What is required →
Transcribe the records that follow. Keep every word exactly, and drop the pictures.

--- Begin ---

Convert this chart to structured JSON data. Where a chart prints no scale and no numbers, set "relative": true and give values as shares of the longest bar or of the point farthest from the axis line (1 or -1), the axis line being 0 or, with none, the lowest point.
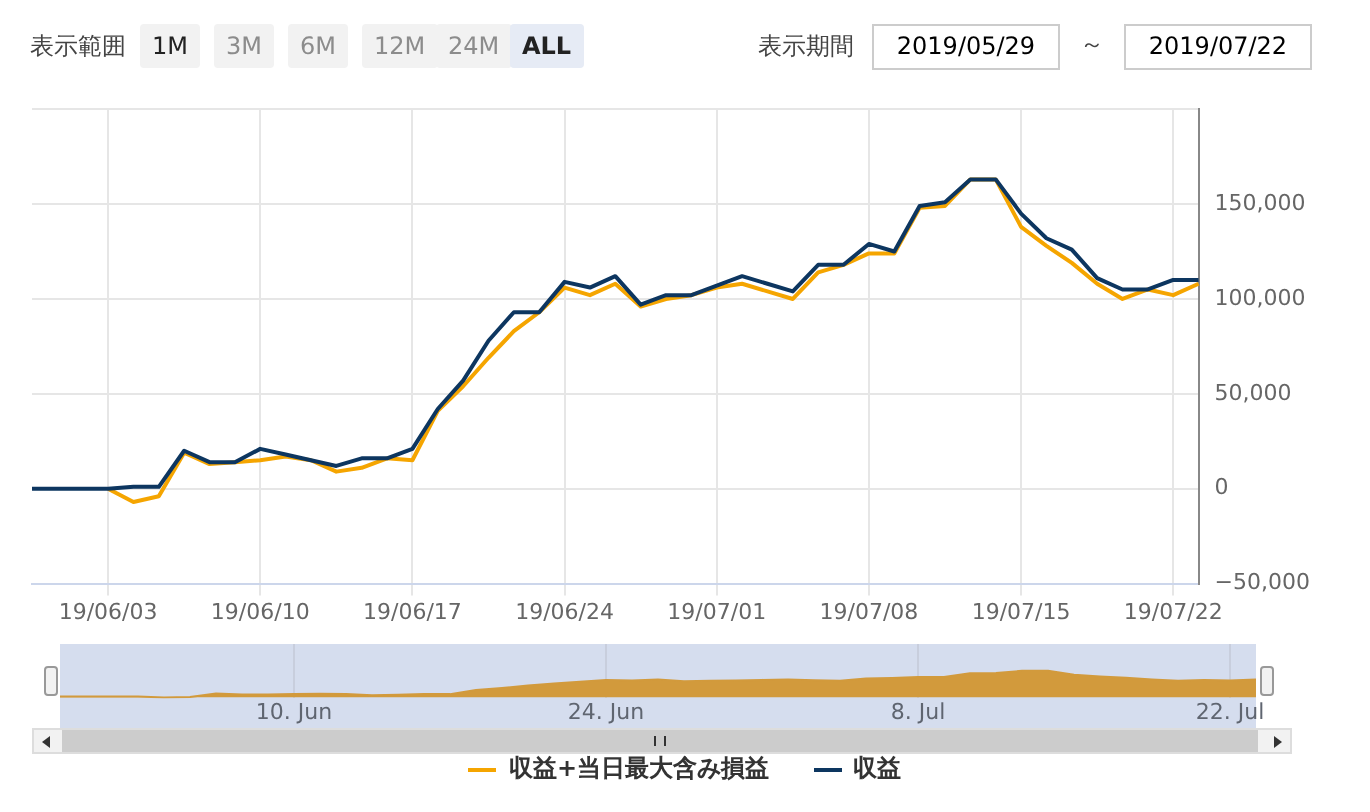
{
  "chart_data": [
    {
      "type": "line",
      "annotations": [
        "表示範囲",
        "1M",
        "3M",
        "6M",
        "12M",
        "24M",
        "ALL",
        "表示期間",
        "2019/05/29",
        "～",
        "2019/07/22"
      ],
      "categories": [
        null,
        null,
        null,
        "19/06/03",
        null,
        null,
        null,
        null,
        null,
        "19/06/10",
        null,
        null,
        null,
        null,
        null,
        "19/06/17",
        null,
        null,
        null,
        null,
        null,
        "19/06/24",
        null,
        null,
        null,
        null,
        null,
        "19/07/01",
        null,
        null,
        null,
        null,
        null,
        "19/07/08",
        null,
        null,
        null,
        null,
        null,
        "19/07/15",
        null,
        null,
        null,
        null,
        null,
        "19/07/22",
        null
      ],
      "series": [
        {
          "name": "収益+当日最大含み損益",
          "color": "#f5a500",
          "values": [
            null,
            null,
            null,
            0,
            -7000,
            -4000,
            19000,
            13000,
            14000,
            15000,
            17000,
            15000,
            9000,
            11000,
            16000,
            15000,
            41000,
            54000,
            69000,
            83000,
            93000,
            106000,
            102000,
            108000,
            96000,
            100000,
            102000,
            106000,
            108000,
            104000,
            100000,
            114000,
            118000,
            124000,
            124000,
            148000,
            149000,
            163000,
            163000,
            138000,
            128000,
            119000,
            108000,
            100000,
            105000,
            102000,
            108000
          ]
        },
        {
          "name": "収益",
          "color": "#0d3660",
          "values": [
            0,
            0,
            0,
            0,
            1000,
            1000,
            20000,
            14000,
            14000,
            21000,
            18000,
            15000,
            12000,
            16000,
            16000,
            21000,
            42000,
            57000,
            78000,
            93000,
            93000,
            109000,
            106000,
            112000,
            97000,
            102000,
            102000,
            107000,
            112000,
            108000,
            104000,
            118000,
            118000,
            129000,
            125000,
            149000,
            151000,
            163000,
            163000,
            145000,
            132000,
            126000,
            111000,
            105000,
            105000,
            110000,
            110000
          ]
        }
      ],
      "ylim": [
        -50000,
        200000
      ],
      "yticks": [
        {
          "value": -50000,
          "label": "−50,000"
        },
        0,
        {
          "value": 50000,
          "label": "50,000"
        },
        {
          "value": 100000,
          "label": "100,000"
        },
        {
          "value": 150000,
          "label": "150,000"
        },
        {
          "value": 200000,
          "label": null
        }
      ],
      "grid": true,
      "legend": "bottom"
    },
    {
      "type": "area",
      "relative": true,
      "color": "#d29a3c",
      "grid": "x",
      "categories": [
        null,
        null,
        null,
        null,
        null,
        null,
        null,
        null,
        null,
        "10. Jun",
        null,
        null,
        null,
        null,
        null,
        null,
        null,
        null,
        null,
        null,
        null,
        "24. Jun",
        null,
        null,
        null,
        null,
        null,
        null,
        null,
        null,
        null,
        null,
        null,
        "8. Jul",
        null,
        null,
        null,
        null,
        null,
        null,
        null,
        null,
        null,
        null,
        null,
        "22. Jul",
        null
      ],
      "values": [
        0.04,
        0.04,
        0.04,
        0.04,
        0,
        0.02,
        0.15,
        0.12,
        0.12,
        0.13,
        0.14,
        0.13,
        0.09,
        0.11,
        0.13,
        0.13,
        0.28,
        0.36,
        0.45,
        0.53,
        0.59,
        0.66,
        0.64,
        0.68,
        0.61,
        0.63,
        0.64,
        0.66,
        0.68,
        0.65,
        0.63,
        0.71,
        0.73,
        0.77,
        0.77,
        0.91,
        0.92,
        1,
        1,
        0.85,
        0.79,
        0.74,
        0.68,
        0.63,
        0.66,
        0.64,
        0.68
      ]
    }
  ]
}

--- End ---

Solution for this problem →
Convert this chart to structured JSON data. Where a chart prints no scale and no numbers, set "relative": true and give values as shares of the longest bar or of the point farthest from the axis line (1 or -1), the axis line being 0 or, with none, the lowest point.
{
  "chart_data": [
    {
      "type": "line",
      "annotations": [
        "表示範囲",
        "1M",
        "3M",
        "6M",
        "12M",
        "24M",
        "ALL",
        "表示期間",
        "2019/05/29",
        "～",
        "2019/07/22"
      ],
      "categories": [
        null,
        null,
        null,
        "19/06/03",
        null,
        null,
        null,
        null,
        null,
        "19/06/10",
        null,
        null,
        null,
        null,
        null,
        "19/06/17",
        null,
        null,
        null,
        null,
        null,
        "19/06/24",
        null,
        null,
        null,
        null,
        null,
        "19/07/01",
        null,
        null,
        null,
        null,
        null,
        "19/07/08",
        null,
        null,
        null,
        null,
        null,
        "19/07/15",
        null,
        null,
        null,
        null,
        null,
        "19/07/22",
        null
      ],
      "series": [
        {
          "name": "収益+当日最大含み損益",
          "color": "#f5a500",
          "values": [
            null,
            null,
            null,
            0,
            -7000,
            -4000,
            19000,
            13000,
            14000,
            15000,
            17000,
            15000,
            9000,
            11000,
            16000,
            15000,
            41000,
            54000,
            69000,
            83000,
            93000,
            106000,
            102000,
            108000,
            96000,
            100000,
            102000,
            106000,
            108000,
            104000,
            100000,
            114000,
            118000,
            124000,
            124000,
            148000,
            149000,
            163000,
            163000,
            138000,
            128000,
            119000,
            108000,
            100000,
            105000,
            102000,
            108000
          ]
        },
        {
          "name": "収益",
          "color": "#0d3660",
          "values": [
            0,
            0,
            0,
            0,
            1000,
            1000,
            20000,
            14000,
            14000,
            21000,
            18000,
            15000,
            12000,
            16000,
            16000,
            21000,
            42000,
            57000,
            78000,
            93000,
            93000,
            109000,
            106000,
            112000,
            97000,
            102000,
            102000,
            107000,
            112000,
            108000,
            104000,
            118000,
            118000,
            129000,
            125000,
            149000,
            151000,
            163000,
            163000,
            145000,
            132000,
            126000,
            111000,
            105000,
            105000,
            110000,
            110000
          ]
        }
      ],
      "ylim": [
        -50000,
        200000
      ],
      "yticks": [
        {
          "value": -50000,
          "label": "−50,000"
        },
        0,
        {
          "value": 50000,
          "label": "50,000"
        },
        {
          "value": 100000,
          "label": "100,000"
        },
        {
          "value": 150000,
          "label": "150,000"
        },
        {
          "value": 200000,
          "label": null
        }
      ],
      "grid": true,
      "legend": "bottom"
    },
    {
      "type": "area",
      "relative": true,
      "color": "#d29a3c",
      "grid": "x",
      "categories": [
        null,
        null,
        null,
        null,
        null,
        null,
        null,
        null,
        null,
        "10. Jun",
        null,
        null,
        null,
        null,
        null,
        null,
        null,
        null,
        null,
        null,
        null,
        "24. Jun",
        null,
        null,
        null,
        null,
        null,
        null,
        null,
        null,
        null,
        null,
        null,
        "8. Jul",
        null,
        null,
        null,
        null,
        null,
        null,
        null,
        null,
        null,
        null,
        null,
        "22. Jul",
        null
      ],
      "values": [
        0.04,
        0.04,
        0.04,
        0.04,
        0,
        0.02,
        0.15,
        0.12,
        0.12,
        0.13,
        0.14,
        0.13,
        0.09,
        0.11,
        0.13,
        0.13,
        0.28,
        0.36,
        0.45,
        0.53,
        0.59,
        0.66,
        0.64,
        0.68,
        0.61,
        0.63,
        0.64,
        0.66,
        0.68,
        0.65,
        0.63,
        0.71,
        0.73,
        0.77,
        0.77,
        0.91,
        0.92,
        1,
        1,
        0.85,
        0.79,
        0.74,
        0.68,
        0.63,
        0.66,
        0.64,
        0.68
      ]
    }
  ]
}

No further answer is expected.